[Trecho citado]:
José Eli da Veiga
DEU NO VALOR ECONÔMICO
Não é muito arriscado prever que no segundo turno da eleição presidencial de 2010 a candidatura ungida por Lula será enfrentada por aquela que for articulada pela aliança tucano-demo. Tal cenário poderia ser enfraquecido por uma eventual resposta positiva do TSE à consulta do deputado Miro Teixeira (PDT-RJ) sobre a possibilidade de que deputados federais fundadores de nova legenda carregassem consigo porções de horário gratuito de rádio e TV, assim como de parte dos fundos partidários. Todavia, como é muito improvável que isso ocorra, o que se impõe neste momento é uma reflexão sobre as circunstâncias em que se desenrolaria esse novo episódio da inevitável polarização PT-PSDB.
A campanha da candidatura situacionista certamente se concentrará na glorificação do PAC e da rede de proteção social em que se destaca o programa Bolsa Família, combinada com aguerrido ataque a uma aliança cuja inclinação privatizadora seria ameaça a tais façanhas. Impedida de rejeitar a parte mais substantiva do argumento, a oposição terá que fazer de tudo para convencer os eleitores de que mesmo essa simples plataforma teria gerado muito mais resultados se as organizações estatais tivessem sido administradas com mais compostura, longe da sanha das oligarquias sindicais e do clientelismo. E como os dois mais prováveis candidatos abominam juros altos, terão que se segurar para não fazer dueto contra uma das mais sagazes decisões anti-petistas de Lula: conceder razoável independência ao Banco Central.

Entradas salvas
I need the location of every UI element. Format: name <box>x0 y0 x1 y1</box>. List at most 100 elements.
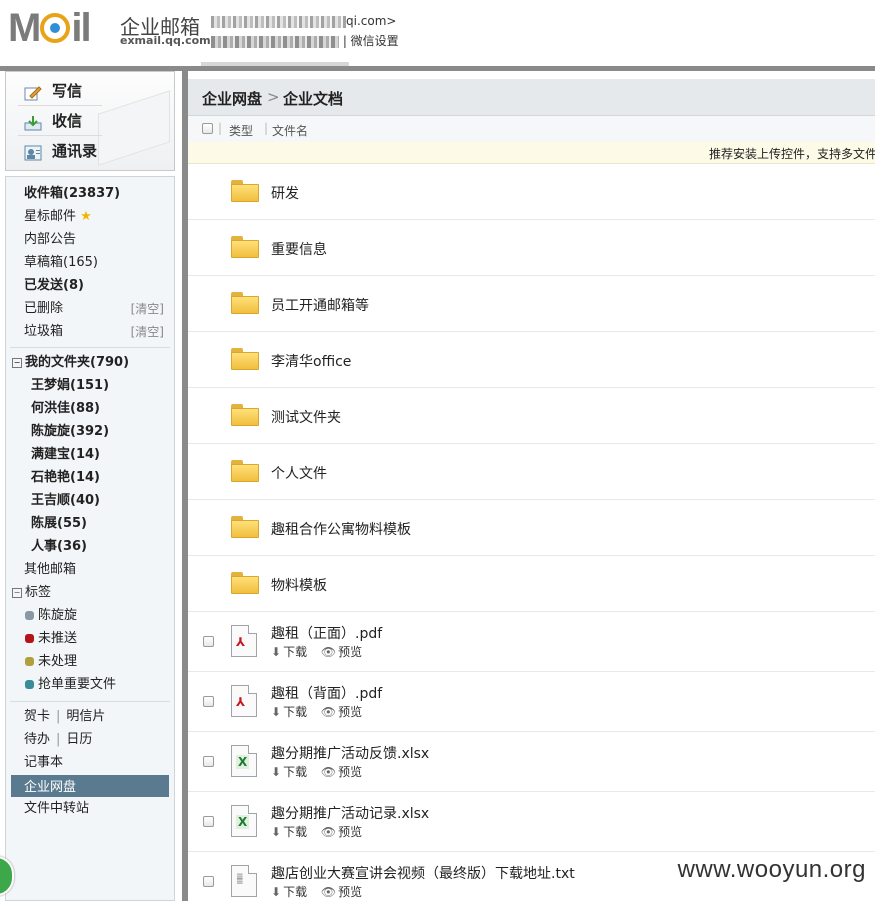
nav-sent[interactable]: 已发送(8) <box>24 276 84 296</box>
eye-icon: 👁 <box>320 885 337 899</box>
preview-link[interactable]: 👁 预览 <box>321 885 362 899</box>
preview-link[interactable]: 👁 预览 <box>321 825 362 839</box>
column-filename[interactable]: 文件名 <box>272 122 308 139</box>
folder-row[interactable]: 趣租合作公寓物料模板 <box>188 500 875 556</box>
preview-link[interactable]: 👁 预览 <box>321 645 362 659</box>
nav-folder[interactable]: 王梦娟(151) <box>31 376 109 396</box>
nav-calendar[interactable]: 日历 <box>66 732 92 747</box>
account-line: | 微信设置 <box>211 32 399 49</box>
folder-icon <box>231 236 259 258</box>
compose-button[interactable]: 写信 <box>24 78 82 104</box>
nav-folder[interactable]: 陈展(55) <box>31 514 87 534</box>
file-row[interactable]: X 趣分期推广活动记录.xlsx ⬇ 下载 👁 预览 <box>188 792 875 852</box>
file-row[interactable]: X 趣分期推广活动反馈.xlsx ⬇ 下载 👁 预览 <box>188 732 875 792</box>
nav-drafts[interactable]: 草稿箱(165) <box>24 253 98 273</box>
contacts-button[interactable]: 通讯录 <box>24 138 97 164</box>
eye-icon: 👁 <box>320 765 337 779</box>
file-name[interactable]: 趣店创业大赛宣讲会视频（最终版）下载地址.txt <box>271 863 575 883</box>
file-name[interactable]: 趣租（正面）.pdf <box>271 623 382 643</box>
download-link[interactable]: ⬇ 下载 <box>271 825 307 839</box>
nav-netdisk-active[interactable]: 企业网盘 <box>11 775 169 797</box>
file-name[interactable]: 趣分期推广活动反馈.xlsx <box>271 743 429 763</box>
nav-my-folders[interactable]: − 我的文件夹(790) <box>12 353 129 373</box>
nav-other-mailbox[interactable]: 其他邮箱 <box>24 560 76 580</box>
file-name[interactable]: 趣租（背面）.pdf <box>271 683 382 703</box>
eye-icon: 👁 <box>320 645 337 659</box>
folder-name[interactable]: 员工开通邮箱等 <box>271 295 369 315</box>
nav-tag[interactable]: 未推送 <box>25 629 77 649</box>
clear-spam-link[interactable]: [清空] <box>131 322 164 342</box>
nav-internal-notices[interactable]: 内部公告 <box>24 230 76 250</box>
folder-name[interactable]: 研发 <box>271 183 299 203</box>
nav-spam[interactable]: 垃圾箱 [清空] <box>24 322 170 342</box>
file-row[interactable]: ⅄ 趣租（正面）.pdf ⬇ 下载 👁 预览 <box>188 612 875 672</box>
nav-folder[interactable]: 人事(36) <box>31 537 87 557</box>
wechat-settings-link[interactable]: 微信设置 <box>351 34 399 48</box>
breadcrumb-root-link[interactable]: 企业网盘 <box>202 88 262 109</box>
folder-name[interactable]: 测试文件夹 <box>271 407 341 427</box>
preview-link[interactable]: 👁 预览 <box>321 765 362 779</box>
qq-mail-logo[interactable]: Mil <box>8 8 116 48</box>
nav-folder[interactable]: 何洪佳(88) <box>31 399 100 419</box>
folder-row[interactable]: 个人文件 <box>188 444 875 500</box>
file-checkbox[interactable] <box>203 756 214 767</box>
clear-deleted-link[interactable]: [清空] <box>131 299 164 319</box>
nav-tags[interactable]: − 标签 <box>12 583 51 603</box>
nav-file-transfer[interactable]: 文件中转站 <box>24 799 89 819</box>
nav-tag[interactable]: 陈旋旋 <box>25 606 77 626</box>
column-type[interactable]: 类型 <box>229 122 253 139</box>
file-name[interactable]: 趣分期推广活动记录.xlsx <box>271 803 429 823</box>
quick-actions-panel: 写信 收信 通讯录 <box>5 71 175 171</box>
upload-plugin-link[interactable]: 推荐安装上传控件，支持多文件 <box>709 145 875 162</box>
nav-greeting-card[interactable]: 贺卡 <box>24 709 50 724</box>
folder-icon <box>231 180 259 202</box>
download-link[interactable]: ⬇ 下载 <box>271 645 307 659</box>
folder-name[interactable]: 李清华office <box>271 351 351 371</box>
file-checkbox[interactable] <box>203 696 214 707</box>
column-header: | 类型 | 文件名 <box>188 116 875 143</box>
folder-icon <box>231 348 259 370</box>
select-all-checkbox[interactable] <box>202 123 213 134</box>
collapse-icon[interactable]: − <box>12 588 22 598</box>
folder-row[interactable]: 员工开通邮箱等 <box>188 276 875 332</box>
divider <box>10 701 170 702</box>
file-checkbox[interactable] <box>203 636 214 647</box>
folder-row[interactable]: 测试文件夹 <box>188 388 875 444</box>
receive-button[interactable]: 收信 <box>24 108 82 134</box>
collapse-icon[interactable]: − <box>12 358 22 368</box>
nav-deleted[interactable]: 已删除 [清空] <box>24 299 170 319</box>
nav-tag[interactable]: 抢单重要文件 <box>25 675 116 695</box>
nav-folder[interactable]: 石艳艳(14) <box>31 468 100 488</box>
folder-row[interactable]: 李清华office <box>188 332 875 388</box>
nav-starred[interactable]: 星标邮件 ★ <box>24 207 92 227</box>
nav-postcard[interactable]: 明信片 <box>66 709 105 724</box>
download-link[interactable]: ⬇ 下载 <box>271 885 307 899</box>
nav-tag[interactable]: 未处理 <box>25 652 77 672</box>
contacts-icon <box>24 143 42 161</box>
file-row[interactable]: ⅄ 趣租（背面）.pdf ⬇ 下载 👁 预览 <box>188 672 875 732</box>
download-link[interactable]: ⬇ 下载 <box>271 765 307 779</box>
file-checkbox[interactable] <box>203 816 214 827</box>
file-actions: ⬇ 下载 👁 预览 <box>271 763 372 780</box>
pdf-icon: ⅄ <box>231 625 257 657</box>
folder-name[interactable]: 趣租合作公寓物料模板 <box>271 519 411 539</box>
folder-name[interactable]: 物料模板 <box>271 575 327 595</box>
download-link[interactable]: ⬇ 下载 <box>271 705 307 719</box>
folder-name[interactable]: 重要信息 <box>271 239 327 259</box>
nav-folder[interactable]: 王吉顺(40) <box>31 491 100 511</box>
divider <box>10 347 170 348</box>
download-arrow-icon: ⬇ <box>271 645 282 659</box>
tag-color-dot <box>25 657 34 666</box>
folder-row[interactable]: 物料模板 <box>188 556 875 612</box>
folder-row[interactable]: 重要信息 <box>188 220 875 276</box>
file-checkbox[interactable] <box>203 876 214 887</box>
folder-row[interactable]: 研发 <box>188 164 875 220</box>
left-sidebar: 写信 收信 通讯录 收件箱(23837) 星标邮件 ★ 内部公告 草稿箱(165… <box>5 71 175 901</box>
nav-todo[interactable]: 待办 <box>24 732 50 747</box>
nav-folder[interactable]: 满建宝(14) <box>31 445 100 465</box>
folder-name[interactable]: 个人文件 <box>271 463 327 483</box>
nav-folder[interactable]: 陈旋旋(392) <box>31 422 109 442</box>
preview-link[interactable]: 👁 预览 <box>321 705 362 719</box>
nav-notebook[interactable]: 记事本 <box>24 753 63 773</box>
nav-inbox[interactable]: 收件箱(23837) <box>24 184 120 204</box>
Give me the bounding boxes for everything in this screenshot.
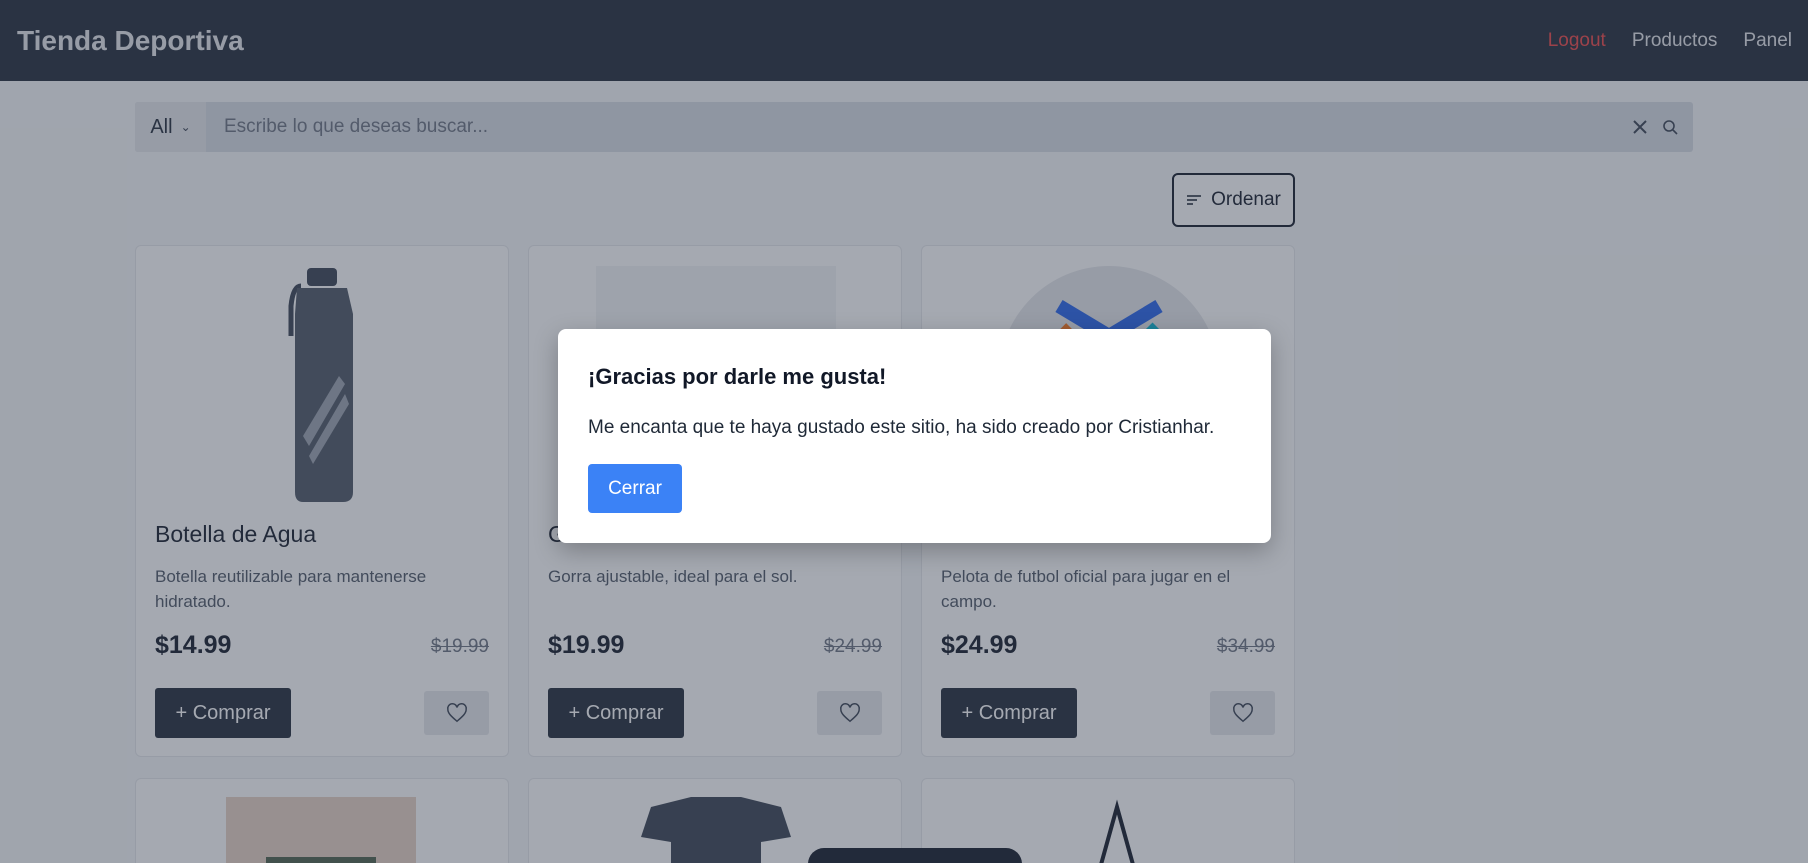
- close-button[interactable]: Cerrar: [588, 464, 682, 513]
- like-dialog: ¡Gracias por darle me gusta! Me encanta …: [558, 329, 1271, 543]
- dialog-message: Me encanta que te haya gustado este siti…: [588, 417, 1215, 438]
- dialog-title: ¡Gracias por darle me gusta!: [588, 364, 887, 389]
- page: Tienda Deportiva Logout Productos Panel …: [0, 0, 1808, 863]
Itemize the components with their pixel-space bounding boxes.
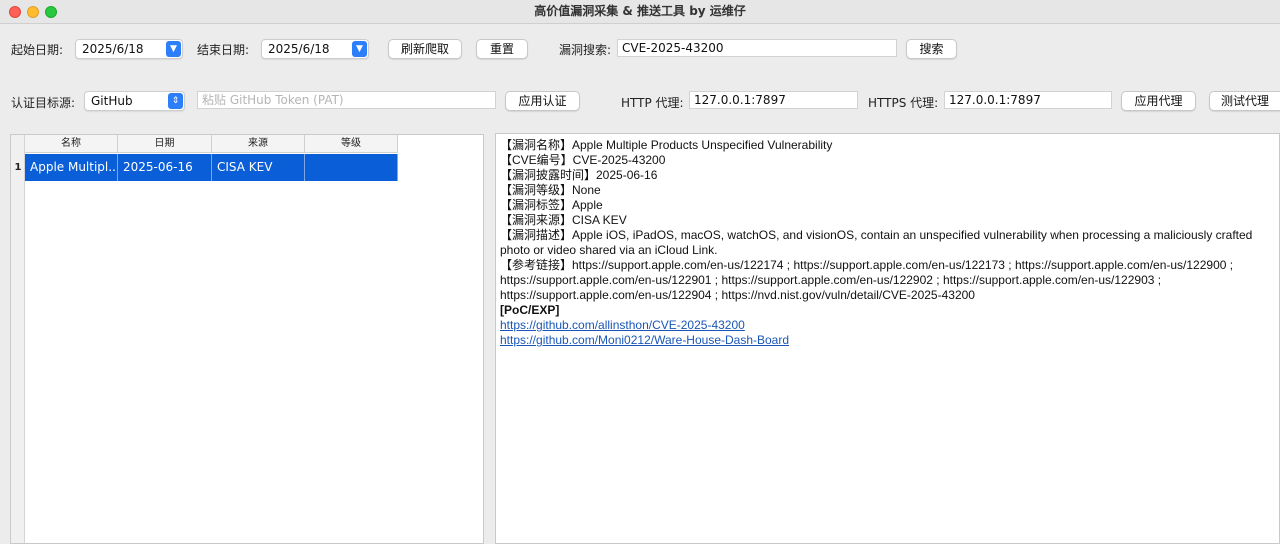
detail-cve: 【CVE编号】CVE-2025-43200 <box>500 153 666 167</box>
reset-button[interactable]: 重置 <box>476 39 528 59</box>
chevron-down-icon[interactable]: ▼ <box>166 41 181 57</box>
row-number-column <box>11 135 25 543</box>
refresh-crawl-button[interactable]: 刷新爬取 <box>388 39 462 59</box>
https-proxy-label: HTTPS 代理: <box>868 96 939 110</box>
row-number: 1 <box>14 162 22 173</box>
search-button[interactable]: 搜索 <box>906 39 957 59</box>
github-token-input[interactable]: 粘贴 GitHub Token (PAT) <box>197 91 496 109</box>
start-date-label: 起始日期: <box>11 43 64 57</box>
auth-source-label: 认证目标源: <box>11 96 76 110</box>
apply-proxy-button[interactable]: 应用代理 <box>1121 91 1196 111</box>
column-header-source[interactable]: 来源 <box>212 135 305 153</box>
table-cell-date[interactable]: 2025-06-16 <box>118 154 212 181</box>
title-bar: 高价值漏洞采集 & 推送工具 by 运维仔 <box>0 0 1280 24</box>
detail-description: 【漏洞描述】Apple iOS, iPadOS, macOS, watchOS,… <box>500 228 1256 257</box>
apply-auth-button[interactable]: 应用认证 <box>505 91 580 111</box>
detail-source: 【漏洞来源】CISA KEV <box>500 213 627 227</box>
chevron-updown-icon[interactable]: ⇕ <box>168 93 183 109</box>
detail-tag: 【漏洞标签】Apple <box>500 198 603 212</box>
detail-name: 【漏洞名称】Apple Multiple Products Unspecifie… <box>500 138 833 152</box>
end-date-label: 结束日期: <box>197 43 250 57</box>
detail-date: 【漏洞披露时间】2025-06-16 <box>500 168 658 182</box>
chevron-down-icon[interactable]: ▼ <box>352 41 367 57</box>
window-title: 高价值漏洞采集 & 推送工具 by 运维仔 <box>534 4 746 18</box>
start-date-value: 2025/6/18 <box>82 42 144 56</box>
table-cell-source[interactable]: CISA KEV <box>212 154 305 181</box>
minimize-window-icon[interactable] <box>27 6 39 18</box>
https-proxy-input[interactable]: 127.0.0.1:7897 <box>944 91 1112 109</box>
vulnerability-table: 名称 日期 来源 等级 1 Apple Multipl... 2025-06-1… <box>10 134 484 544</box>
http-proxy-input[interactable]: 127.0.0.1:7897 <box>689 91 858 109</box>
auth-source-value: GitHub <box>91 94 133 108</box>
poc-header: [PoC/EXP] <box>500 303 560 317</box>
column-header-level[interactable]: 等级 <box>305 135 398 153</box>
table-cell-level[interactable] <box>305 154 398 181</box>
table-cell-name[interactable]: Apple Multipl... <box>25 154 118 181</box>
column-header-date[interactable]: 日期 <box>118 135 212 153</box>
detail-level: 【漏洞等级】None <box>500 183 601 197</box>
search-label: 漏洞搜索: <box>559 43 612 57</box>
column-header-name[interactable]: 名称 <box>25 135 118 153</box>
test-proxy-button[interactable]: 测试代理 <box>1209 91 1280 111</box>
zoom-window-icon[interactable] <box>45 6 57 18</box>
close-window-icon[interactable] <box>9 6 21 18</box>
poc-link[interactable]: https://github.com/allinsthon/CVE-2025-4… <box>500 318 745 332</box>
auth-source-select[interactable]: GitHub ⇕ <box>84 91 185 111</box>
vulnerability-detail-panel[interactable]: 【漏洞名称】Apple Multiple Products Unspecifie… <box>495 133 1280 544</box>
http-proxy-label: HTTP 代理: <box>621 96 684 110</box>
end-date-picker[interactable]: 2025/6/18 ▼ <box>261 39 369 59</box>
end-date-value: 2025/6/18 <box>268 42 330 56</box>
poc-link[interactable]: https://github.com/Moni0212/Ware-House-D… <box>500 333 789 347</box>
search-input[interactable]: CVE-2025-43200 <box>617 39 897 57</box>
start-date-picker[interactable]: 2025/6/18 ▼ <box>75 39 183 59</box>
detail-references: 【参考链接】https://support.apple.com/en-us/12… <box>500 258 1237 302</box>
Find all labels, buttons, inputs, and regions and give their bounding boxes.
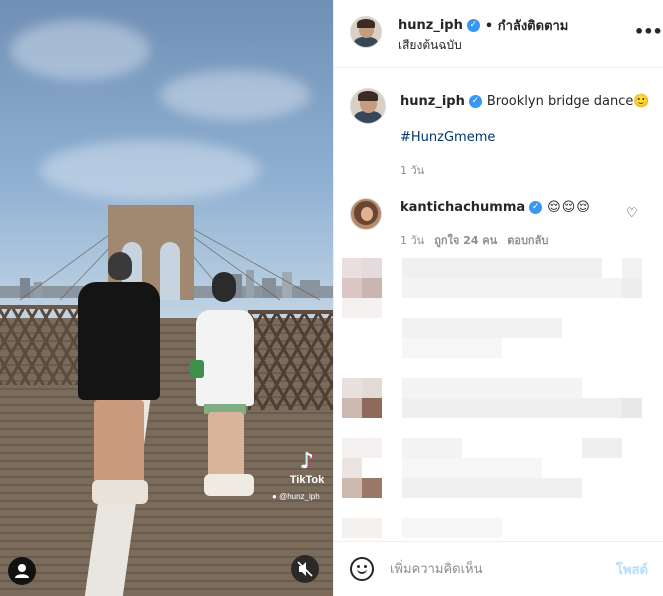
original-audio-link[interactable]: เสียงต้นฉบับ [398,36,462,55]
mute-icon [297,561,313,577]
caption-avatar[interactable] [350,88,386,124]
tiktok-label: TikTok [289,474,325,486]
caption-timestamp[interactable]: 1 วัน [400,161,424,179]
caption-username[interactable]: hunz_iph [400,94,465,109]
mute-button[interactable] [291,555,319,583]
bridge-railing-left [0,305,78,385]
censored-comments [340,256,663,541]
emoji-picker-icon[interactable] [350,557,374,581]
comment-item: kantichachumma ✓ 😌😌😌 ♡ 1 วัน ถูกใจ 24 คน… [334,196,663,256]
like-comment-heart-icon[interactable]: ♡ [626,206,638,221]
comment-composer: โพสต์ [334,541,663,596]
verified-badge-icon: ✓ [468,95,482,108]
verified-badge-icon: ✓ [466,19,480,32]
person-icon: ● [272,492,277,501]
author-username[interactable]: hunz_iph [398,18,463,33]
commenter-username[interactable]: kantichachumma [400,200,525,215]
cloud [160,70,310,120]
pixelation-mosaic [342,258,642,538]
comment-input[interactable] [390,558,610,580]
cloud [10,20,150,80]
tiktok-watermark: ♪ TikTok [287,449,327,487]
verified-badge-icon: ✓ [529,201,543,214]
post-sidebar: hunz_iph ✓ • กำลังติดตาม เสียงต้นฉบับ ••… [333,0,663,596]
post-video[interactable]: ♪ TikTok ● @hunz_iph [0,0,333,596]
commenter-avatar[interactable] [350,198,382,230]
comment-likes[interactable]: ถูกใจ 24 คน [434,231,497,249]
tiktok-icon: ♪ [299,449,315,474]
comment-text: 😌😌😌 [547,200,591,215]
bridge-railing-right [248,310,333,410]
more-options-icon[interactable]: ••• [634,22,663,41]
instagram-post-modal: ♪ TikTok ● @hunz_iph hunz_iph ✓ • กำลังต… [0,0,663,596]
comment-reply-button[interactable]: ตอบกลับ [507,231,548,249]
post-header: hunz_iph ✓ • กำลังติดตาม เสียงต้นฉบับ ••… [334,0,663,68]
tiktok-handle-text: @hunz_iph [279,492,320,501]
user-tag-icon [15,564,29,578]
dancer-right [190,272,260,498]
following-status[interactable]: • กำลังติดตาม [485,15,569,36]
caption-text: Brooklyn bridge dance🙂 [486,94,650,109]
author-avatar[interactable] [350,16,382,48]
caption-hashtag[interactable]: #HunzGmeme [400,130,495,145]
comment-timestamp[interactable]: 1 วัน [400,231,424,249]
dancer-left [78,252,160,508]
post-comment-button[interactable]: โพสต์ [616,559,648,580]
user-tag-button[interactable] [8,557,36,585]
tiktok-handle: ● @hunz_iph [272,492,320,501]
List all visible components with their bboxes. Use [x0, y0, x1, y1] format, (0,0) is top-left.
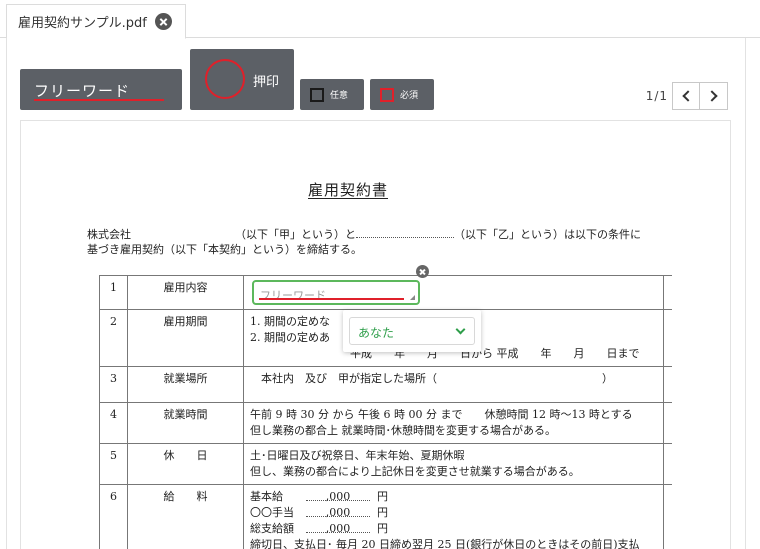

[Exercício curto]: Dê continuidade ao texto sobre a polarização PT-PSDB na eleição presidencial de 2010, começando logo após a última frase dele.

[Resposta do exercício]:
Essa imensa proximidade programática das candidaturas que provavelmente disputarão o segundo turno de modo algum significa que os partidos que liderarão os dois lados sejam farinhas no mesmo saco. Ao contrário, só se aprofunda o contraste social entre PT e PSDB como principais representantes do povão e das camadas médias. Ambos tangidos a tecer alianças com agremiações e caciques vinculados às mais altas esferas. Todavia, em 2010, como hoje, não haverá diferenças substanciais entre os projetos que poderão ser apresentados por cada uma dessas duas farinhas. Procurarão adotar as retóricas mais amigáveis a suas respectivas bases sociais, mas para dizer essencialmente a mesma coisa: que são os campeões do quarteto desenvolvimentista: rápido crescimento, redução do desemprego, menos pobreza e menor concentração de renda.
Ficará inteiramente de fora desse debate o que é mais importante para aquele longo prazo que costuma ser chamado de estratégico: a qualidade do crescimento. Os dois lados já deixaram bem claro que para eles só interessa que o PIB aumente, sejam quais forem as razões. E talvez não possa ser exibida prova mais eloqüente do que esse Plano Decenal que acaba de ser proposto pelo Ministério de Minas e Energia. Que jamais teria sido divulgado sem o acordo da gerência do PAC, e que também não sofreu a mais leve crítica da oposição tucano-demo. Simplesmente porque a construção até 2017 de 68 termelétricas movidas a combustíveis fósseis certamente contribuiria para turbinar o PIB, com efeitos positivos sobre emprego e pobreza, e sem grande risco de mais concentração de renda.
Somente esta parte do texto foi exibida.